_STATED PROBLEM A_: Decide whether each statement below agrees with the passage on Harvard's academic and town-gown disputes, answering yes or no and quoting the deciding words of the passage: (i) Bowersock pushed the tutorial reforms through a willing Faculty; (ii) Women's Studies was established as a department; (iii) Harvard's tax-exempt status deprives Cambridge of millions of dollars in taxes.

_DOCUMENT SEGMENT_:
----

In other attempts at educational innovation, the Faculty passed tutorial reform legislation last year mandating that senior faculty members teach a certain percentage of tutorials. Glen W. Bowersock '57, associate dean of the Faculty for undergraduate education, pushed the reforms through an unwilling Faculty. But no one has indicated how they will be enforced.

Educational crossfire also hit two interdisciplinary majors: Afro-American Studies and Women's Studies. A coalition of concerned student groups this year led protests against what they say as systematic attempts to weaken the Afro-American Studies Department. Ever since Af-Am's stormy birth ten years ago, detractors have attacked its academic validity. They believe Af-Am has no methodology and could better be studied through an interdisciplinary committee. But supporters say the demotion to a committee would cripple Af-Am by removing its right to tenure professors and choose its own curriculum. This fall an Overseers' Visiting Committee will give its opinion.

A group of women this year also fought to get Women's Studies established as a department, but they had to settle for a list of courses relating to women in the catalogue. Many of the courses, however, do not seem to have much to do with women.

TOWN-GOWN

Animosity between Harvard and Cambridge runs deep, but observers say last year marked one of the lowest points ever in their hate-hate relationship. Among the reasons for the tension include Harvard's tax-exempt status, which deprives Cambridge of millions of dollars in taxes. Harvard does pay some in-lieu-of-tax money--paid to local government voluntarily instead of property taxes--but Cambridge officials' eyes glitter when they talk about that potential revenue.

----

_LISTING_:
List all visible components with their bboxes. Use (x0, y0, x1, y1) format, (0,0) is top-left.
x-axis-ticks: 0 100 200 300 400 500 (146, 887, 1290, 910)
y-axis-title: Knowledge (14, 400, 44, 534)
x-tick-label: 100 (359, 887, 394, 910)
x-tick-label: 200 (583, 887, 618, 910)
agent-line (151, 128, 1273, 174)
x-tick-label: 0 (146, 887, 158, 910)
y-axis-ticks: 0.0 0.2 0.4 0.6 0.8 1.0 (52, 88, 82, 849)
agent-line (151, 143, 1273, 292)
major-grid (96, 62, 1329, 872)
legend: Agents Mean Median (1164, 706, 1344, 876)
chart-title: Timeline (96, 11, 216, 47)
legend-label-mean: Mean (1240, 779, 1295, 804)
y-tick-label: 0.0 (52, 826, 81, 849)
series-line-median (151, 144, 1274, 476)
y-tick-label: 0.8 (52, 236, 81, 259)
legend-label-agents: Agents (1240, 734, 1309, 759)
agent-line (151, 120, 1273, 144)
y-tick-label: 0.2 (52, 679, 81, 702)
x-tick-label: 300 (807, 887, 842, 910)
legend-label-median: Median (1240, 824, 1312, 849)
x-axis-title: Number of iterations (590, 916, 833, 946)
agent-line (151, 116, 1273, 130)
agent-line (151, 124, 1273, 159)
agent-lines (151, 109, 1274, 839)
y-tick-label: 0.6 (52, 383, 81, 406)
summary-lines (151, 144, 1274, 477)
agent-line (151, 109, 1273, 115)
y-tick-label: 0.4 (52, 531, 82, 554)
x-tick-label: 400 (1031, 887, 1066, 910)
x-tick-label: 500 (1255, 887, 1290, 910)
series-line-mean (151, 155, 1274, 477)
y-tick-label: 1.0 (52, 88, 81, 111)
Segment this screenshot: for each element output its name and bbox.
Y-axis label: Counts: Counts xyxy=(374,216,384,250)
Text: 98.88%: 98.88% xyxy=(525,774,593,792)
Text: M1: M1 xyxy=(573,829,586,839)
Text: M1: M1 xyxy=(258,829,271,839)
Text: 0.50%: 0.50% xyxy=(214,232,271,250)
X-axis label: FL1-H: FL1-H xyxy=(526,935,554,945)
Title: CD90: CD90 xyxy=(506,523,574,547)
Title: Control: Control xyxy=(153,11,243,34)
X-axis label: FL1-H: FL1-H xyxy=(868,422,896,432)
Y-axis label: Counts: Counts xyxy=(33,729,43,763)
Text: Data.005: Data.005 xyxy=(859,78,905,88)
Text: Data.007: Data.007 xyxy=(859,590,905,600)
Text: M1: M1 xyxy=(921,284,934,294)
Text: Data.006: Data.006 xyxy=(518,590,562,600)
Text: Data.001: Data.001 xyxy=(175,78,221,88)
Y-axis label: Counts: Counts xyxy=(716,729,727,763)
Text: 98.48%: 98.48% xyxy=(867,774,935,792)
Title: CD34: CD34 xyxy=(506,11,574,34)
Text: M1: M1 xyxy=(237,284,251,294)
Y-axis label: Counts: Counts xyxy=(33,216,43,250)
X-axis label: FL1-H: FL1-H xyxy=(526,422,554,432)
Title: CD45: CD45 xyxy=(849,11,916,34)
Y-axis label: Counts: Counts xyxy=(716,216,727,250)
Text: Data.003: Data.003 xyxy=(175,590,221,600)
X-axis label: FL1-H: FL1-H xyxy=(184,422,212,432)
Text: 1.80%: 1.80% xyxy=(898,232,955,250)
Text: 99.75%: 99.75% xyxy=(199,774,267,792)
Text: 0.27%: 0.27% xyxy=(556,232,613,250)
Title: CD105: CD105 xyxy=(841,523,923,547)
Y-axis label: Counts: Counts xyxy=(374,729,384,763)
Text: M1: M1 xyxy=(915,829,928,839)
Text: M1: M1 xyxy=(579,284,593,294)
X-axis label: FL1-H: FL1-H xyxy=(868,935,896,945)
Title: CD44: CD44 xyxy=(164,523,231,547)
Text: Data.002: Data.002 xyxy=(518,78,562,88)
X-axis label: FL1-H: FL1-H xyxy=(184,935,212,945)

----

_STATED PROBLEM B_: Turn the entries into a Markdown table with the columns Row and Line, leaving out blank lines. Start with the first line of the entries and go on through the line that contains "y-tick-label: 0.2 (52, 679, 81, 702)".

_RIGHT ANSWER A_:
(i) No: "pushed the reforms through an unwilling Faculty"
(ii) No: "they had to settle for a list of courses relating to women in the catalogue"
(iii) Yes: "which deprives Cambridge of millions of dollars in taxes"

_RIGHT ANSWER B_:
| Row | Line |
|---|---|
| 1 | List all visible components with their bboxes. Use (x0, y0, x1, y1) format, (0,0) is top-left. |
| 2 | x-axis-ticks: 0 100 200 300 400 500 (146, 887, 1290, 910) |
| 3 | y-axis-title: Knowledge (14, 400, 44, 534) |
| 4 | x-tick-label: 100 (359, 887, 394, 910) |
| 5 | x-tick-label: 200 (583, 887, 618, 910) |
| 6 | agent-line (151, 128, 1273, 174) |
| 7 | x-tick-label: 0 (146, 887, 158, 910) |
| 8 | y-axis-ticks: 0.0 0.2 0.4 0.6 0.8 1.0 (52, 88, 82, 849) |
| 9 | agent-line (151, 143, 1273, 292) |
| 10 | major-grid (96, 62, 1329, 872) |
| 11 | legend: Agents Mean Median (1164, 706, 1344, 876) |
| 12 | chart-title: Timeline (96, 11, 216, 47) |
| 13 | legend-label-mean: Mean (1240, 779, 1295, 804) |
| 14 | y-tick-label: 0.0 (52, 826, 81, 849) |
| 15 | series-line-median (151, 144, 1274, 476) |
| 16 | y-tick-label: 0.8 (52, 236, 81, 259) |
| 17 | legend-label-agents: Agents (1240, 734, 1309, 759) |
| 18 | agent-line (151, 120, 1273, 144) |
| 19 | y-tick-label: 0.2 (52, 679, 81, 702) |